*Material provided*
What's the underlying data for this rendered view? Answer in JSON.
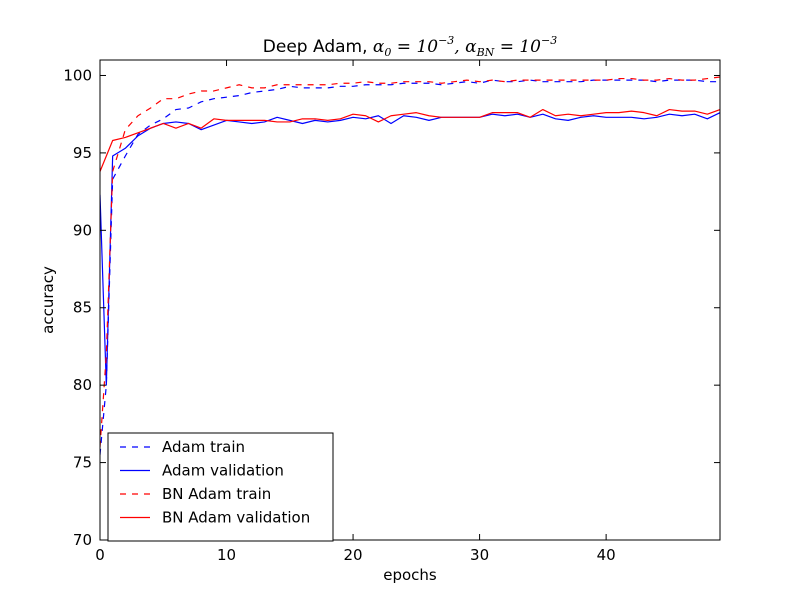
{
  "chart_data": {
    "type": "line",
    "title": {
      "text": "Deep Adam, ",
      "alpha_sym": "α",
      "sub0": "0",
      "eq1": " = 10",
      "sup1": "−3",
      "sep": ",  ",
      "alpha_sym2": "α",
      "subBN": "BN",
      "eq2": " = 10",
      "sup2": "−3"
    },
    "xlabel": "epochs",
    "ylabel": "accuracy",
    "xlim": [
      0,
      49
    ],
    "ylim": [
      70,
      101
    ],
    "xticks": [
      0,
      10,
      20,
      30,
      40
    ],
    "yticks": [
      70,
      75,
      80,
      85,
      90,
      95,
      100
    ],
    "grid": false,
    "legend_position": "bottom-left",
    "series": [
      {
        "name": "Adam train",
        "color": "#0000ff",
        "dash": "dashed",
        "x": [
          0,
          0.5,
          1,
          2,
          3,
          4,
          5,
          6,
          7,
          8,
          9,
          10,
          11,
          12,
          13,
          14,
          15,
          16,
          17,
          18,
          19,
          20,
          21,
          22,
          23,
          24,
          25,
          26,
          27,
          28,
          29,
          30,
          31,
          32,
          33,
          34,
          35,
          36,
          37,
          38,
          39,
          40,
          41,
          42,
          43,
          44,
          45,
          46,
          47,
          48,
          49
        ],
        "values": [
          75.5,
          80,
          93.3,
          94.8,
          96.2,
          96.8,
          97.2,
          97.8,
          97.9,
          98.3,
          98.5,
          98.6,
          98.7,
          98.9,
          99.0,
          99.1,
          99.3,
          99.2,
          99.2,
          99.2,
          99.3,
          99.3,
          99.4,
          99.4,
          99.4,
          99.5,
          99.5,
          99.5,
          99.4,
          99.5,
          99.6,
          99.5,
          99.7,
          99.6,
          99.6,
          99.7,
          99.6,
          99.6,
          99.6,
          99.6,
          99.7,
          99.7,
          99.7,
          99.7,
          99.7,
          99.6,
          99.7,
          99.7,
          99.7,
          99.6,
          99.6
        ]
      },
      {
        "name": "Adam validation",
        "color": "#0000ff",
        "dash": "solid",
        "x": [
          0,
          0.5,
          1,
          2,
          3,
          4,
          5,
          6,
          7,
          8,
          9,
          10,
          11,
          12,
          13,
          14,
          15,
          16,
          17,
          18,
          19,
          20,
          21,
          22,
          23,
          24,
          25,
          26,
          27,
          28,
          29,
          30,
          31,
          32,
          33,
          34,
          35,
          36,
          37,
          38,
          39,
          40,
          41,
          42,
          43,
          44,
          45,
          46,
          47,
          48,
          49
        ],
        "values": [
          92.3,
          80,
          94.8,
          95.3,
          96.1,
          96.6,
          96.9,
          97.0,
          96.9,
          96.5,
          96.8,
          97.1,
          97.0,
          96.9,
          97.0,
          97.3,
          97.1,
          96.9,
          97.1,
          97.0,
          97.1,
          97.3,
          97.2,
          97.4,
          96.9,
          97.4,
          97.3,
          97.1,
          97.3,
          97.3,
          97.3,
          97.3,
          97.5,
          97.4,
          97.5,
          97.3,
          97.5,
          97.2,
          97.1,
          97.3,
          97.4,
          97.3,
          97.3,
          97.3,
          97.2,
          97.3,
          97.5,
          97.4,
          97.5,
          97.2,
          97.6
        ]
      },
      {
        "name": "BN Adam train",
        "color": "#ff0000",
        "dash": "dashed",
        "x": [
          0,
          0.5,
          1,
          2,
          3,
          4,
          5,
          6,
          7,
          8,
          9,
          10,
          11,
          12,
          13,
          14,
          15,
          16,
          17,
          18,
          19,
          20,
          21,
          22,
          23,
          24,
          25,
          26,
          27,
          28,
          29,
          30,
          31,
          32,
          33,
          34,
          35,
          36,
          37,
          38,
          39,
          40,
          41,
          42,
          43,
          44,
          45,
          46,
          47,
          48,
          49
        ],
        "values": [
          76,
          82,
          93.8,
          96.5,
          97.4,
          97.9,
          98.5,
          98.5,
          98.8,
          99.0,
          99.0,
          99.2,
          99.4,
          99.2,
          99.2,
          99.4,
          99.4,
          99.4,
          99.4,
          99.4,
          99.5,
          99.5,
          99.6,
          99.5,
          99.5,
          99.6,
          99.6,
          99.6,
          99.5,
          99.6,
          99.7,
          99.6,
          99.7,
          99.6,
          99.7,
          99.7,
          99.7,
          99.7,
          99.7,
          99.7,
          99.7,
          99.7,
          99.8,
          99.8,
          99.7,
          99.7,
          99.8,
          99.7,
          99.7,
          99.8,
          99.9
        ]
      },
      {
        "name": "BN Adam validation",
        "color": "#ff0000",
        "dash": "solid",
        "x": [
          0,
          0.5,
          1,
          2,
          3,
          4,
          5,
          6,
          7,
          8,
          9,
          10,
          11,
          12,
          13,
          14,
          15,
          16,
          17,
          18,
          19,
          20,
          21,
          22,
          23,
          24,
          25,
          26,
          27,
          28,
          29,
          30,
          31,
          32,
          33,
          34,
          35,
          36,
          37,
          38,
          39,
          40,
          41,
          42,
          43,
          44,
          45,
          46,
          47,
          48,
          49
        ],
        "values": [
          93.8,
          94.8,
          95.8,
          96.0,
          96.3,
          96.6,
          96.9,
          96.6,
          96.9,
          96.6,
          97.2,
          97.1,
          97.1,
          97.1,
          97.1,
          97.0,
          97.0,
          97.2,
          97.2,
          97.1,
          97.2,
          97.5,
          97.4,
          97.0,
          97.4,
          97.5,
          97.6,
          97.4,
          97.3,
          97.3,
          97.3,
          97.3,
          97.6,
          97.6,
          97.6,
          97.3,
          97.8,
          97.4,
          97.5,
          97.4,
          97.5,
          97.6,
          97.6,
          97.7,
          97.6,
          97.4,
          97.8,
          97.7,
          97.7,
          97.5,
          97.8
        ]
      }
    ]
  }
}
--
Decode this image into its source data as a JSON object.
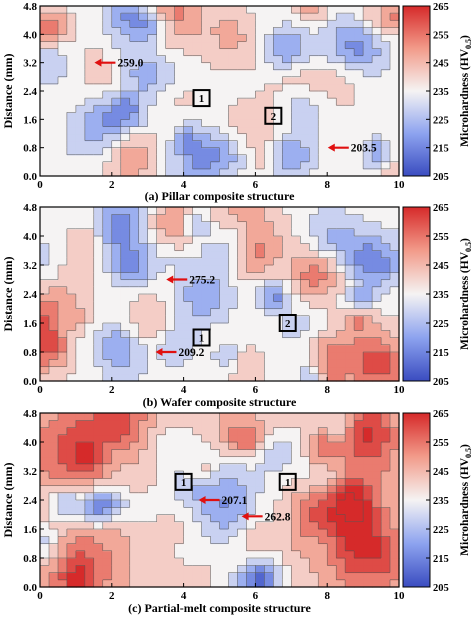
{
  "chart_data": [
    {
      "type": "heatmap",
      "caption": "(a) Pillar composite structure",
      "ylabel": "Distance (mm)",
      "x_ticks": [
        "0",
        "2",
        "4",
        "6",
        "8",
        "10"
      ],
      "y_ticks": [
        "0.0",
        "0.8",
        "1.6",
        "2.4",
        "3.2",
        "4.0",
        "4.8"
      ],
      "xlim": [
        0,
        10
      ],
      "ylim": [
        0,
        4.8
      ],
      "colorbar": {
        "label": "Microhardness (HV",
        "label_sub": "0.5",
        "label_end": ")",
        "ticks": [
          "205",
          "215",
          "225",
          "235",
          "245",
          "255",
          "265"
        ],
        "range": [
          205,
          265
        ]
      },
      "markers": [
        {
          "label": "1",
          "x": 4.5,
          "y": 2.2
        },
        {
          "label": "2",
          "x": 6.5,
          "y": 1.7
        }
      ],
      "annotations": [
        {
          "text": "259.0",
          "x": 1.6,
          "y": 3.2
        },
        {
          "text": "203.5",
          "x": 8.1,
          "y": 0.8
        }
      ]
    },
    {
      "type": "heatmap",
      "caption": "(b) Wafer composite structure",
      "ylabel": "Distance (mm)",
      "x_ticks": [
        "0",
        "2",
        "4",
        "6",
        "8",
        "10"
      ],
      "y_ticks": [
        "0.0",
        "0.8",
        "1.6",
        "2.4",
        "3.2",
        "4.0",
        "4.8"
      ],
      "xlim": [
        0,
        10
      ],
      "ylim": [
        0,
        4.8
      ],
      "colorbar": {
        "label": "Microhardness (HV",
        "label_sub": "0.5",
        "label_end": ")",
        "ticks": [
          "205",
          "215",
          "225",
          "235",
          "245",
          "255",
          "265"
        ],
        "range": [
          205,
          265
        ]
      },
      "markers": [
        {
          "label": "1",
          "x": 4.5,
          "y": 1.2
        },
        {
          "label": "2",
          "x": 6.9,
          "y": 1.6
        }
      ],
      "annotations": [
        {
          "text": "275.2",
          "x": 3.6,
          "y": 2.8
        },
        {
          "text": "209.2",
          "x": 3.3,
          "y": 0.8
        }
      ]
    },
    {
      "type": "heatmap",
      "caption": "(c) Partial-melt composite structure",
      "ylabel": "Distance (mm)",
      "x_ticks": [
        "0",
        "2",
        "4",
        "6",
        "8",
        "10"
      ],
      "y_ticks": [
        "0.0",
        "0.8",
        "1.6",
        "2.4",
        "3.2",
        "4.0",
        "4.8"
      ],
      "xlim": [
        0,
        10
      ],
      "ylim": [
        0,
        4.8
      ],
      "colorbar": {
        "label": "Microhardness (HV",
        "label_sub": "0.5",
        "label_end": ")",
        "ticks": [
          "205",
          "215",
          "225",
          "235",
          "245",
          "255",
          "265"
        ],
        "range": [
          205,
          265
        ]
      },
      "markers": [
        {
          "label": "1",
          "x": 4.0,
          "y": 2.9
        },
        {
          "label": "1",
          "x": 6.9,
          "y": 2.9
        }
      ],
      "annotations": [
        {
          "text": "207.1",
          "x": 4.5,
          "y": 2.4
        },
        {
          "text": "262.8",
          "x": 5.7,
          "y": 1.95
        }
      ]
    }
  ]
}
--
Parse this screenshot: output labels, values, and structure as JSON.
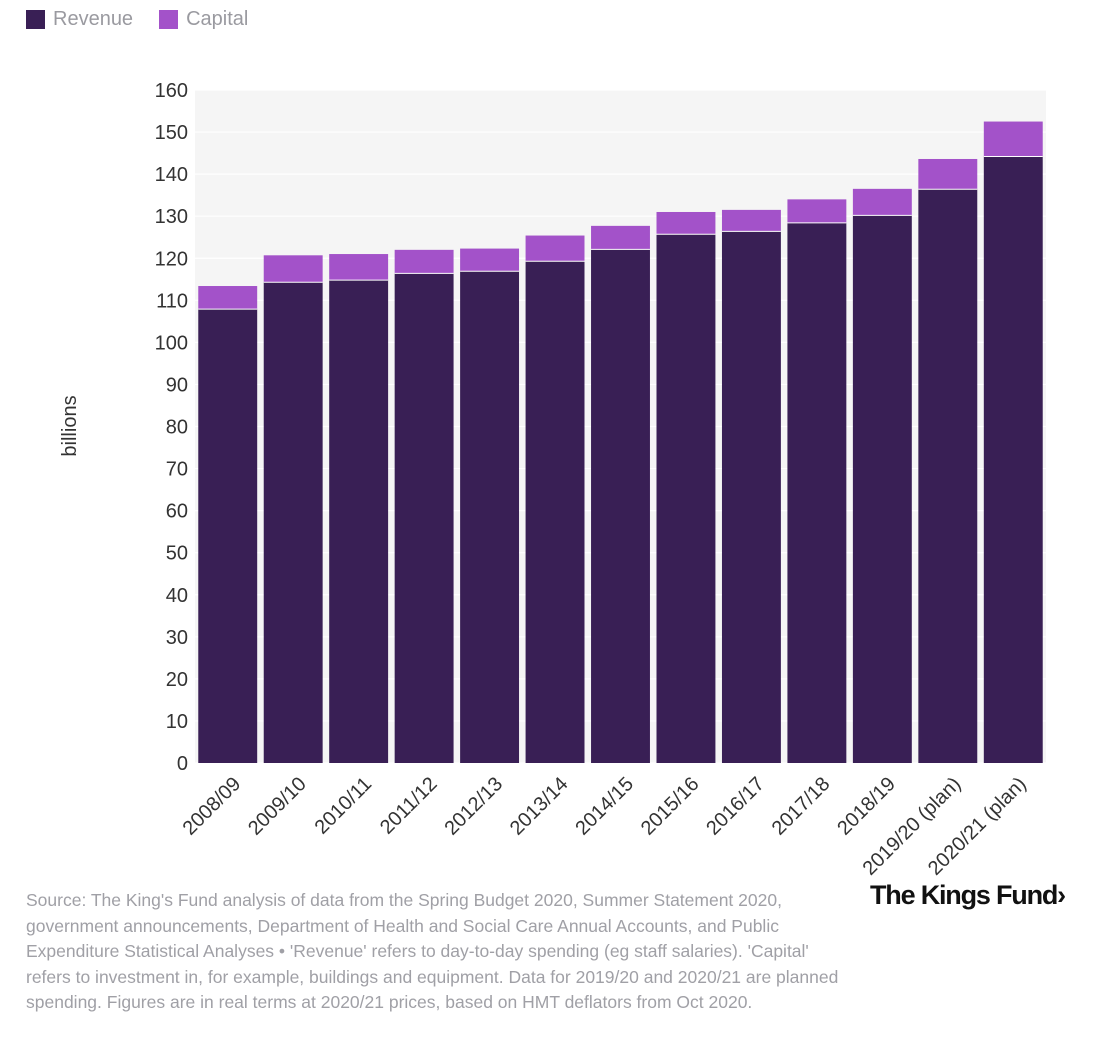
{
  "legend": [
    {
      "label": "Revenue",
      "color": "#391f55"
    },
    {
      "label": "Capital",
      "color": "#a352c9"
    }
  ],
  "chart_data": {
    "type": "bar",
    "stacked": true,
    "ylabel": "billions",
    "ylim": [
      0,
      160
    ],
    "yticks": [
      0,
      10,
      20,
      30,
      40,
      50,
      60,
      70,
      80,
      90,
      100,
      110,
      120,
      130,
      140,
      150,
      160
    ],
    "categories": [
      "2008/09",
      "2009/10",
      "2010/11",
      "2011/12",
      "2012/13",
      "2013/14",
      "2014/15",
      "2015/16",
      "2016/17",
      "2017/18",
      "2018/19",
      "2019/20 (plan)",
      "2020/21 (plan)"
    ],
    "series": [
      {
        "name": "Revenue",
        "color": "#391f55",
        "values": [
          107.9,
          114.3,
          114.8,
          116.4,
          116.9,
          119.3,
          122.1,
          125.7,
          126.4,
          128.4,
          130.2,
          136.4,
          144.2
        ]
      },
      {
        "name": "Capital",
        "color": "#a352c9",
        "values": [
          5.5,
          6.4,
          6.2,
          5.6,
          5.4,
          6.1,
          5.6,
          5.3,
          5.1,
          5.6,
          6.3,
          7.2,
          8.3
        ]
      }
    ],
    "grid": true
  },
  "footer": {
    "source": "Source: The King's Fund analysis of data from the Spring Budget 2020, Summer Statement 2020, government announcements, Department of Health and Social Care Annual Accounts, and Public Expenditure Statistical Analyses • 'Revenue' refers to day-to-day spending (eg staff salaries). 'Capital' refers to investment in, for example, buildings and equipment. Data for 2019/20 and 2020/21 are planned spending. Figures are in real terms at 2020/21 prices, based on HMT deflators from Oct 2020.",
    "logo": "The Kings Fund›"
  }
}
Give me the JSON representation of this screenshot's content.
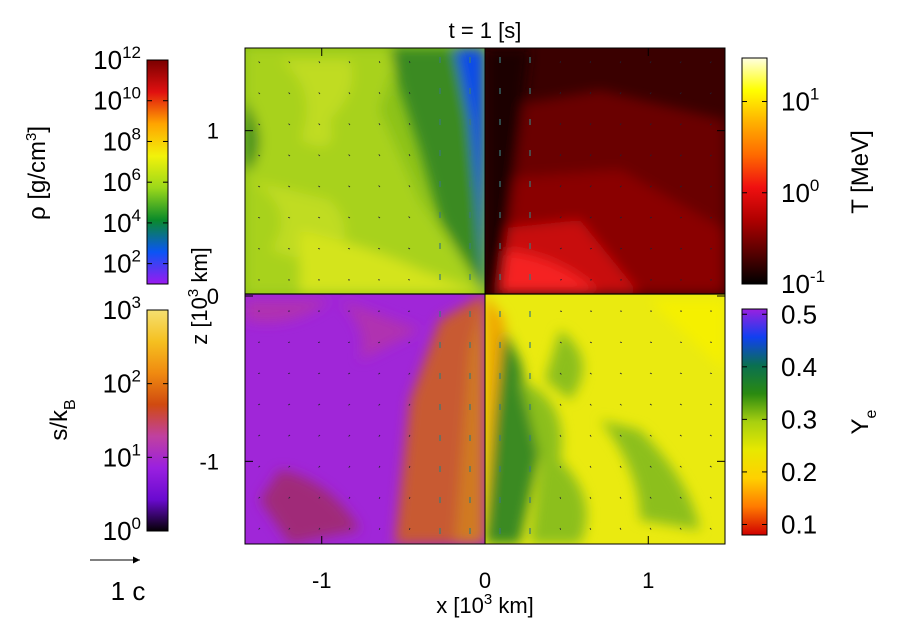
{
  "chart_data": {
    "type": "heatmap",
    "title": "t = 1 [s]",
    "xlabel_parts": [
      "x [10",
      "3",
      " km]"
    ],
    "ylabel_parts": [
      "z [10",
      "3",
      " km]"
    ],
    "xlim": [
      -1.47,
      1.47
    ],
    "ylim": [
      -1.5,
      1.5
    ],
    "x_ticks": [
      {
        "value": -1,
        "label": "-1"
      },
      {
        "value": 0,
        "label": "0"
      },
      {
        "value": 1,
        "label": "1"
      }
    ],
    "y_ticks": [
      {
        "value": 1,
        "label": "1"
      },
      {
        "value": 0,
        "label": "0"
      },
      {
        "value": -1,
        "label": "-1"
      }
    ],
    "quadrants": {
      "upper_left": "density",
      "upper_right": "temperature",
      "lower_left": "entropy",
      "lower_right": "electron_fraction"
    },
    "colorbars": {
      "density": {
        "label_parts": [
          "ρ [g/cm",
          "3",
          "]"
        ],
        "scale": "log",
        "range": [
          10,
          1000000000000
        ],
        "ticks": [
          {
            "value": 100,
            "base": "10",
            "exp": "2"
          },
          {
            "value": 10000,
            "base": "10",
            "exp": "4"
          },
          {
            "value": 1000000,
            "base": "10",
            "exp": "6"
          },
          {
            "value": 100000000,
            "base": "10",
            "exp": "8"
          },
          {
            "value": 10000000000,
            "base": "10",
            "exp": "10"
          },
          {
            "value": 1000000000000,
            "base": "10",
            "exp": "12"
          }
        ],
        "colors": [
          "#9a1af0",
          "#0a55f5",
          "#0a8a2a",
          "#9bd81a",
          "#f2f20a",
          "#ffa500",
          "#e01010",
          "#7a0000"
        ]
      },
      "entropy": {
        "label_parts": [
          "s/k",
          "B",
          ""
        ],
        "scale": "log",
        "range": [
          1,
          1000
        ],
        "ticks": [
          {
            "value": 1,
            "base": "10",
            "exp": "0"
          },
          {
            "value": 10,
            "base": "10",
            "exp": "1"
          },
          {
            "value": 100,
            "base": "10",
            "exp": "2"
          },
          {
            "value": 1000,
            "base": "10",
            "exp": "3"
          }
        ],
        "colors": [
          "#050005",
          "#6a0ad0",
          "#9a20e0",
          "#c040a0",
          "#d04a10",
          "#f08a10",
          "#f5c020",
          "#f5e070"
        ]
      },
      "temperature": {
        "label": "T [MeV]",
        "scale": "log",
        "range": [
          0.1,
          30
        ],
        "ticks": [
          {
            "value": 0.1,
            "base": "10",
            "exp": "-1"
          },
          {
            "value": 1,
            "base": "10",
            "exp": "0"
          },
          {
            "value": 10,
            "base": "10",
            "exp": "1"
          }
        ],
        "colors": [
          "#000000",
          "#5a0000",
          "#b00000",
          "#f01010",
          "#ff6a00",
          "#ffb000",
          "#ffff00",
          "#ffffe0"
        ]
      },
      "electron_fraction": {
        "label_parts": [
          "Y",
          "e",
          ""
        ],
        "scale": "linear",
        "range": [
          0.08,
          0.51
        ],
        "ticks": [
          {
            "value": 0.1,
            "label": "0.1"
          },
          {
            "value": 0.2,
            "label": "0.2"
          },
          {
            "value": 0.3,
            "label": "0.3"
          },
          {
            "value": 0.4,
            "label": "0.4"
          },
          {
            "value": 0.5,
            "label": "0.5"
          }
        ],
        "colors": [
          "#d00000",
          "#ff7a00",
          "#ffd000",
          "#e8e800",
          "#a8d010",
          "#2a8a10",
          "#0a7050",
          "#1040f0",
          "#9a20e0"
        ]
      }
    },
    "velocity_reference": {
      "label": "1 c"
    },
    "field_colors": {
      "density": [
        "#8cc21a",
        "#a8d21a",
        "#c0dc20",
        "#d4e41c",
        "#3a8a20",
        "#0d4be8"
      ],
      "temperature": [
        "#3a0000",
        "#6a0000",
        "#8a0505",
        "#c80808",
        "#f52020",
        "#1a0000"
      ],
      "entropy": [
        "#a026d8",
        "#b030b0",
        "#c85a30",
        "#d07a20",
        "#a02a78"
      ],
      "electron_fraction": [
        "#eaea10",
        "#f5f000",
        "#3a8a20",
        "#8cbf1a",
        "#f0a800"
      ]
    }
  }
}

*Prompt*
Search the listing above for the string "density". Copy every line that contains it.

*Result below*
      "upper_left": "density",
      "density": {
      "density": [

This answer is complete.